BRIEF:
From the listing below, pull out all lines with "icon" in them.

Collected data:

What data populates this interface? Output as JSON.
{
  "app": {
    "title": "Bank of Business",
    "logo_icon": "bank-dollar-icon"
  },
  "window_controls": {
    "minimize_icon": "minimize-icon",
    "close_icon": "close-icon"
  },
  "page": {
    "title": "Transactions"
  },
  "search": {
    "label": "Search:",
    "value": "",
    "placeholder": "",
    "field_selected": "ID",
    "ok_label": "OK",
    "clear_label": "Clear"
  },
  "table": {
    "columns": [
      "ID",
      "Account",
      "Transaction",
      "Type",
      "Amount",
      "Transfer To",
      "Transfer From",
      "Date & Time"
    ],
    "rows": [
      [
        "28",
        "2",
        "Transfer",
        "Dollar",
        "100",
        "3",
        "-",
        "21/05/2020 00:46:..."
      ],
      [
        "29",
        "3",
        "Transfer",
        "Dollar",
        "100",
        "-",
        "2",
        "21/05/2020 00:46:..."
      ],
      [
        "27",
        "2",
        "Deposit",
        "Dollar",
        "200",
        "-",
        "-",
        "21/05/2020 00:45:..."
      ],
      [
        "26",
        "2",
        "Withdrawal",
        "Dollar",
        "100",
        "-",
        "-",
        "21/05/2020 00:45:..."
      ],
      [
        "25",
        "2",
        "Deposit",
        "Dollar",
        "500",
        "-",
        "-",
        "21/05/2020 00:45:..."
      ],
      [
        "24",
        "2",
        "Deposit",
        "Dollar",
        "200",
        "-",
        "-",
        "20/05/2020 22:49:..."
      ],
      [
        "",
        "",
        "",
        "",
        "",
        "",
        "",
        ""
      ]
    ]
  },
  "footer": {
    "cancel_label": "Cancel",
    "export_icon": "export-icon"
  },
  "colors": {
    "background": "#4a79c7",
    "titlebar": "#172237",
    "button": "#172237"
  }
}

EXERCISE OUTPUT:
    "logo_icon": "bank-dollar-icon"
    "minimize_icon": "minimize-icon",
    "close_icon": "close-icon"
    "export_icon": "export-icon"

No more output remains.